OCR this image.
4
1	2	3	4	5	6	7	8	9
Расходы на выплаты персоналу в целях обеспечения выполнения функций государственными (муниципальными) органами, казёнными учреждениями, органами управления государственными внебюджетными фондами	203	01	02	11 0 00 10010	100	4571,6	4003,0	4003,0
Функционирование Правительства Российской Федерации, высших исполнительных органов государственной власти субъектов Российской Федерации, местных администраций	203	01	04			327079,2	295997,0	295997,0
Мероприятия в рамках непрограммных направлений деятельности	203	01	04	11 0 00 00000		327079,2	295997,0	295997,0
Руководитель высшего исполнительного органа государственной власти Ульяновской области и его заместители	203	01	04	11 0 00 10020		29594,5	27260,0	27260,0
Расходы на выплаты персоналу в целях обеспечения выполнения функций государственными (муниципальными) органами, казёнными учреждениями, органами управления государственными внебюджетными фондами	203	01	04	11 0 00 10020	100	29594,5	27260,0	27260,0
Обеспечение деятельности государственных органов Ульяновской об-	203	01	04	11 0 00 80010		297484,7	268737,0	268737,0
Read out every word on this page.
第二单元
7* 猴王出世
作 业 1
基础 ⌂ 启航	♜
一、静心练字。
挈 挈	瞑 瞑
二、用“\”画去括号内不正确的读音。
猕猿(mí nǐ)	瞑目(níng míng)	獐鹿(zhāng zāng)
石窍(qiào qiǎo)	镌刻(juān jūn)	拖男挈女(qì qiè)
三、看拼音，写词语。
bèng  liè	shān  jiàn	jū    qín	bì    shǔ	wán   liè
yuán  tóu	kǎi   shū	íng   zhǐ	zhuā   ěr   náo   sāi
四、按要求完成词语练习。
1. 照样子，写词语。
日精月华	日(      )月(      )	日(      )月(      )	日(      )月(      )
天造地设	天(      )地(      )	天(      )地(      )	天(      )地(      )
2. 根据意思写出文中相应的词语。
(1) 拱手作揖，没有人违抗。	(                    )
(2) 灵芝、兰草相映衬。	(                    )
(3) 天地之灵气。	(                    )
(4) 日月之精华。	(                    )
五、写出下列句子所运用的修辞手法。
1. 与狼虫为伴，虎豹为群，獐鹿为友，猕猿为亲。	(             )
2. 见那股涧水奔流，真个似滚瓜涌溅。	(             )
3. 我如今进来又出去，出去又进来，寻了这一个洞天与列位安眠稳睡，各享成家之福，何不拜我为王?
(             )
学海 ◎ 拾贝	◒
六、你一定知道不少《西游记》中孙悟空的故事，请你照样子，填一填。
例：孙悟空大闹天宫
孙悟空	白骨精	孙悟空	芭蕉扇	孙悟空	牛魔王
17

◆ ◆ ◆ ◆ ◆ ◆ ◆

▶ Request: In the material above, how many lines hold the word "выплаты"? Say only the number.

▶ Answer to the exercise: 2